> **What is asked**: Give only the number of lines in the listing below where the string "this" occurs.

> **Records provided**:

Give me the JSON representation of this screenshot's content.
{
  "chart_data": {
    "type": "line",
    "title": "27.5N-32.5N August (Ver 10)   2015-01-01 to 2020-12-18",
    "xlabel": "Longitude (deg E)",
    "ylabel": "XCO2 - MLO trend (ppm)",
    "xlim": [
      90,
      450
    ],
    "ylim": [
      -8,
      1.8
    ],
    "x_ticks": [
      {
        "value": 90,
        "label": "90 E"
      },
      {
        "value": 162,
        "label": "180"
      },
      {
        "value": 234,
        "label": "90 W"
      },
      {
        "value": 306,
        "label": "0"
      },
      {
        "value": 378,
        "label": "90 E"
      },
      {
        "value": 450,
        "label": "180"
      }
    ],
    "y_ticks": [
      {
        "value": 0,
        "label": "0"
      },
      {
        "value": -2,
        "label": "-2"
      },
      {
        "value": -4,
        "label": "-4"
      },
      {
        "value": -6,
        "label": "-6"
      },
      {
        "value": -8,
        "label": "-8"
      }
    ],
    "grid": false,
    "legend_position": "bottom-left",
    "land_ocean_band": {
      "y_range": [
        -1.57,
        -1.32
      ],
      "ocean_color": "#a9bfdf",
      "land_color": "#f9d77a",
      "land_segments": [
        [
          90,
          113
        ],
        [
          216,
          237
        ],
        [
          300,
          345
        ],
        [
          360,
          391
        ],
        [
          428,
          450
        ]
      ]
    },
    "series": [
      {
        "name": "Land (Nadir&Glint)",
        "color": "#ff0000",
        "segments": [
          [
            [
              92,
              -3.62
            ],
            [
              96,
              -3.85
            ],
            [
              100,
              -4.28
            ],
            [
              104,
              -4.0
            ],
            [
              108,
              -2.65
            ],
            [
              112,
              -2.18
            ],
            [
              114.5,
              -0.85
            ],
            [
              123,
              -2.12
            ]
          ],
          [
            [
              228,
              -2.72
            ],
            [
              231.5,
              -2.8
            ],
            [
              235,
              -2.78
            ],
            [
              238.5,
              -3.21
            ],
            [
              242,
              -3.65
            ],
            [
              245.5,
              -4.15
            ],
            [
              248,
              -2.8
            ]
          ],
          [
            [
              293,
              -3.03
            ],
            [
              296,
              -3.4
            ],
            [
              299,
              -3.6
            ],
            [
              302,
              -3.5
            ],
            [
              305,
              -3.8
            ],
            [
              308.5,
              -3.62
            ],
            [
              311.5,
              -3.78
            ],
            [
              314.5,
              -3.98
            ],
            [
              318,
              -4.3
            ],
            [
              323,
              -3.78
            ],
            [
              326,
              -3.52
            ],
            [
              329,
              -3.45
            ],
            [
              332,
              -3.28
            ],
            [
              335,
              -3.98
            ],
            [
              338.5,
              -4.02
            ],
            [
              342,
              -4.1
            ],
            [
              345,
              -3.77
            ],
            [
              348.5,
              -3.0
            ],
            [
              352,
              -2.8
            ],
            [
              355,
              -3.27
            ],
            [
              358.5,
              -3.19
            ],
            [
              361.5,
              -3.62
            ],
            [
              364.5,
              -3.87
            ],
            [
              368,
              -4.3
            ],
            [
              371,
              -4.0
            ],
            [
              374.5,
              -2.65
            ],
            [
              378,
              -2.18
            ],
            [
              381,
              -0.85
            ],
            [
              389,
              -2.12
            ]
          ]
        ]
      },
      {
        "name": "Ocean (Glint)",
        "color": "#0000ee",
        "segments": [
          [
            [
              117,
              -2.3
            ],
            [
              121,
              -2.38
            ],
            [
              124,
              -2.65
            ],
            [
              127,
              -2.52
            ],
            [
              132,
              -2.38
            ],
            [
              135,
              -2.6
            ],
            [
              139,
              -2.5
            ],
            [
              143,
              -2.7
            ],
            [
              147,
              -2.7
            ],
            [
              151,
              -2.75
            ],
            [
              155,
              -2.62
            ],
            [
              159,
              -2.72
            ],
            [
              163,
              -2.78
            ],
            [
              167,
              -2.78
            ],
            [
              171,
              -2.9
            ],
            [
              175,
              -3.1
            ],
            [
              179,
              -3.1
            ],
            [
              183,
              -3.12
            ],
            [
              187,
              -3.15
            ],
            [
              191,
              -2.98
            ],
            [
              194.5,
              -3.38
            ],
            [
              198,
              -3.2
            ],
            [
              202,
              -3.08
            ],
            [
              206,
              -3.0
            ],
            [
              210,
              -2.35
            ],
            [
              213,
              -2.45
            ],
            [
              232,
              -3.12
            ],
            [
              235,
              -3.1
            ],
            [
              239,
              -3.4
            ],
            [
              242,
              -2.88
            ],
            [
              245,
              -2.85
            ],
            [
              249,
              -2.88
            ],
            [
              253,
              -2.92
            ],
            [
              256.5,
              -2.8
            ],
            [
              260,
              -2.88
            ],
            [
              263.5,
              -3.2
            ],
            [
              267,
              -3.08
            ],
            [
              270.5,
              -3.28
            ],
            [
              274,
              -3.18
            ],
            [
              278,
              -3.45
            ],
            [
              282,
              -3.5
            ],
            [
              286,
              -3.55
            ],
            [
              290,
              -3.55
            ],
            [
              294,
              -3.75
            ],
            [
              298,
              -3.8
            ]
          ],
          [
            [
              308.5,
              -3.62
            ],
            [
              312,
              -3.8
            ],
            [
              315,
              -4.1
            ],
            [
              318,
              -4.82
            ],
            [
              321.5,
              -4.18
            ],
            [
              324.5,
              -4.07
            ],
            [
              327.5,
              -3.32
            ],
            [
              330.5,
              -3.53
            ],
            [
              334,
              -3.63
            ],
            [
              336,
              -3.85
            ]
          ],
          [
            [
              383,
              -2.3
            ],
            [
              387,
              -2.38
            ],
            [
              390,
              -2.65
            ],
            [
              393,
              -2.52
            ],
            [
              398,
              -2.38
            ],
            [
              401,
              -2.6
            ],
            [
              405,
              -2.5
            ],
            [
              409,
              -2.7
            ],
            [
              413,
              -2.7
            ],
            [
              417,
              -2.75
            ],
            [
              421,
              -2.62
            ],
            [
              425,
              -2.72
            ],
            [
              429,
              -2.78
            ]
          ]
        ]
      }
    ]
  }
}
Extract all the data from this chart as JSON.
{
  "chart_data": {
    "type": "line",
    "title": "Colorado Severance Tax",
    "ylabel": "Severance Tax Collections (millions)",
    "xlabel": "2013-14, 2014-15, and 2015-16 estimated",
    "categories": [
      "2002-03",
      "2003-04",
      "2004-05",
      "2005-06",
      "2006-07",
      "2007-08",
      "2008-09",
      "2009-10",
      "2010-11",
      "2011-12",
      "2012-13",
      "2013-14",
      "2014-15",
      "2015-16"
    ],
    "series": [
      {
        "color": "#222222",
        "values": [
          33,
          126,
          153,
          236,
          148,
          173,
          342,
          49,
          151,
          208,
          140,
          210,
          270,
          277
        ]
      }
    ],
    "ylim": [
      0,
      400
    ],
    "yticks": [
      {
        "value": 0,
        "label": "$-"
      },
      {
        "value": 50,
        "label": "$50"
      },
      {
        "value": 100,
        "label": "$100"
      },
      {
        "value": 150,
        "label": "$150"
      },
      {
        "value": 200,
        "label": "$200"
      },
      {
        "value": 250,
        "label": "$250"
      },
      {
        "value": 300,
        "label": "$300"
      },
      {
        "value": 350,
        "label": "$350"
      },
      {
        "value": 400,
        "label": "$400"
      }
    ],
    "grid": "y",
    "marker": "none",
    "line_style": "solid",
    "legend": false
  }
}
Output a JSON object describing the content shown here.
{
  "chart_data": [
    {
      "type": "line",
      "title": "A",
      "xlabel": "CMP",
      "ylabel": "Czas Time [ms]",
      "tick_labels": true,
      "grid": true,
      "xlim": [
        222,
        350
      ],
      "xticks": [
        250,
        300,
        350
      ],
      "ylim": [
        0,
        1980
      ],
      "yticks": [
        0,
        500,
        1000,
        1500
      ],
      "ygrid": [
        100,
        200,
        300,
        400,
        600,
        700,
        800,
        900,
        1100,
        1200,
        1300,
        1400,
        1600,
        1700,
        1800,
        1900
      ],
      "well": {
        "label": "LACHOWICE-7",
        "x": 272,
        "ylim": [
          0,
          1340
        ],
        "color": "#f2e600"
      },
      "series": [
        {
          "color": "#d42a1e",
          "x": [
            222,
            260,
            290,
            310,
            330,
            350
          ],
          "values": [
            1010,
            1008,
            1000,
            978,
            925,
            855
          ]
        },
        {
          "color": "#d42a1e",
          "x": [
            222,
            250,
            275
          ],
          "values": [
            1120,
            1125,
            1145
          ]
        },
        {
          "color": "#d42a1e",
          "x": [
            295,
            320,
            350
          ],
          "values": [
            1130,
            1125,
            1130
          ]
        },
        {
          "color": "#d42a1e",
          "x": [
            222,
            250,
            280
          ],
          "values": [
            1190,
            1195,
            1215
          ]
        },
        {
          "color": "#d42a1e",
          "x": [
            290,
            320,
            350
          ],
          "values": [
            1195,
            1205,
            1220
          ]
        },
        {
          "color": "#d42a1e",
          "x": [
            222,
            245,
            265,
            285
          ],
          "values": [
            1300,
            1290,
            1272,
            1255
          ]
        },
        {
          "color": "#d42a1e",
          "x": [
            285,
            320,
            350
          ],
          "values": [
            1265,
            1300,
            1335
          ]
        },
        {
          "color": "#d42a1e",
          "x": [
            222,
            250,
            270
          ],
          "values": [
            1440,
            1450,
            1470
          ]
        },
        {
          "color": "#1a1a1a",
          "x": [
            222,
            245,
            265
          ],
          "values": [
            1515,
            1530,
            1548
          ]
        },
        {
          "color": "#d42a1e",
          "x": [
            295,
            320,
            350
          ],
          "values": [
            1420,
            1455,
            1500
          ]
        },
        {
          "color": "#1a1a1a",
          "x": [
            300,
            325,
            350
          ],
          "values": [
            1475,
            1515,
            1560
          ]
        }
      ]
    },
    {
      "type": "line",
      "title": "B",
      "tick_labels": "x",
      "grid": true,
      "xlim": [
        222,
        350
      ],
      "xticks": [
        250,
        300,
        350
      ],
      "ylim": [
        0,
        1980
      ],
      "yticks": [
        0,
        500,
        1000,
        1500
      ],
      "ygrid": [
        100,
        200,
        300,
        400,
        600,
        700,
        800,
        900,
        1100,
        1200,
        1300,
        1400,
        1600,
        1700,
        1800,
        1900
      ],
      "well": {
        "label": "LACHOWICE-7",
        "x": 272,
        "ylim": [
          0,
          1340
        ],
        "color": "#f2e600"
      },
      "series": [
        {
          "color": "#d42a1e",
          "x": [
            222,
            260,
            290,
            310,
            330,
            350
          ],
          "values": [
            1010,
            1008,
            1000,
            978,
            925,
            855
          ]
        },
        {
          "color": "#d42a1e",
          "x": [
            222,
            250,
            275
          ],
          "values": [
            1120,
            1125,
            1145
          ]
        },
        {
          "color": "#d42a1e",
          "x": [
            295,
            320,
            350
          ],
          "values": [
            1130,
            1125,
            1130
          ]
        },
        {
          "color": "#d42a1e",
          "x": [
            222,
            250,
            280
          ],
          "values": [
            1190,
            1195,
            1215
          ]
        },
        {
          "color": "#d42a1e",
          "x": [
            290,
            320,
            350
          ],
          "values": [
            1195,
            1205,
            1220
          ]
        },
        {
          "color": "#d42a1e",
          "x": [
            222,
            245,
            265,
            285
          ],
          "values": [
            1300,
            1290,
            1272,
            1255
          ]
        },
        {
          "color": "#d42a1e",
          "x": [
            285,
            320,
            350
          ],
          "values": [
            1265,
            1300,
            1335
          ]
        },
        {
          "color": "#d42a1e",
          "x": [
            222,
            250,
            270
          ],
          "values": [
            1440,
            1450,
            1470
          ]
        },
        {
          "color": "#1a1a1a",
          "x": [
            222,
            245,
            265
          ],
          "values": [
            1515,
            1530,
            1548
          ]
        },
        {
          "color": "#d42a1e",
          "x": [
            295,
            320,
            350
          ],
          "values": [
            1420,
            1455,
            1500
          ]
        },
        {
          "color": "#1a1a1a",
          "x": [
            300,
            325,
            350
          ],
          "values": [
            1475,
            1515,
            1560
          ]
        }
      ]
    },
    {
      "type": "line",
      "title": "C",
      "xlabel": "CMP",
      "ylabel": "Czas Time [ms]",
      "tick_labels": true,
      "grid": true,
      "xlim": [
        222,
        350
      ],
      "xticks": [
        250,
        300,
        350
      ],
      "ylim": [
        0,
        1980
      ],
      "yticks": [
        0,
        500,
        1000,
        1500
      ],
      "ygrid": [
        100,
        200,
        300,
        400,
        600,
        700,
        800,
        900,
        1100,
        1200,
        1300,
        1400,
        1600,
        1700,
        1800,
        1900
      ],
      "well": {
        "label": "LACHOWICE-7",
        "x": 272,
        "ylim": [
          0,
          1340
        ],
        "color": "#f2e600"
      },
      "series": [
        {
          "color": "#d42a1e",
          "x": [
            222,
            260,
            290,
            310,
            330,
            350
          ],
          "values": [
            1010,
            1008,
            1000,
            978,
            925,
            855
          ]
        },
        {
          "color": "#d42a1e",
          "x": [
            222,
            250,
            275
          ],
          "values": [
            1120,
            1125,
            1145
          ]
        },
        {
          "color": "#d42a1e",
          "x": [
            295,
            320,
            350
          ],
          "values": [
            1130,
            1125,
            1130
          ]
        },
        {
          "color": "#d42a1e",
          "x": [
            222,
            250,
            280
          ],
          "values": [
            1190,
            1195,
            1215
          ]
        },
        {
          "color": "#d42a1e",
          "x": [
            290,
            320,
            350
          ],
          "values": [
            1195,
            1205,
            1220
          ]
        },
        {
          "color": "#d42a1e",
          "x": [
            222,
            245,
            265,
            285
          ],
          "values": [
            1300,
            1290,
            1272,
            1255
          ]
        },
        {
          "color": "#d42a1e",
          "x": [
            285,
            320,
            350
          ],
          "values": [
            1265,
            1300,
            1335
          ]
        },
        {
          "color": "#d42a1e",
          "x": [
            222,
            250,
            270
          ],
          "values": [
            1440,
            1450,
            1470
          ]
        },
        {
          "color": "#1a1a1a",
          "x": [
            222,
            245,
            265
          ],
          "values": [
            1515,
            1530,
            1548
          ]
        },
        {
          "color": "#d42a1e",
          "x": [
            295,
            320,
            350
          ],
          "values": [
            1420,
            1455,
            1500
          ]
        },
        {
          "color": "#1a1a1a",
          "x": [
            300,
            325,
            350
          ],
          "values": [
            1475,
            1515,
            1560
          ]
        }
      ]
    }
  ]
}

> **Output of the exercise**: 2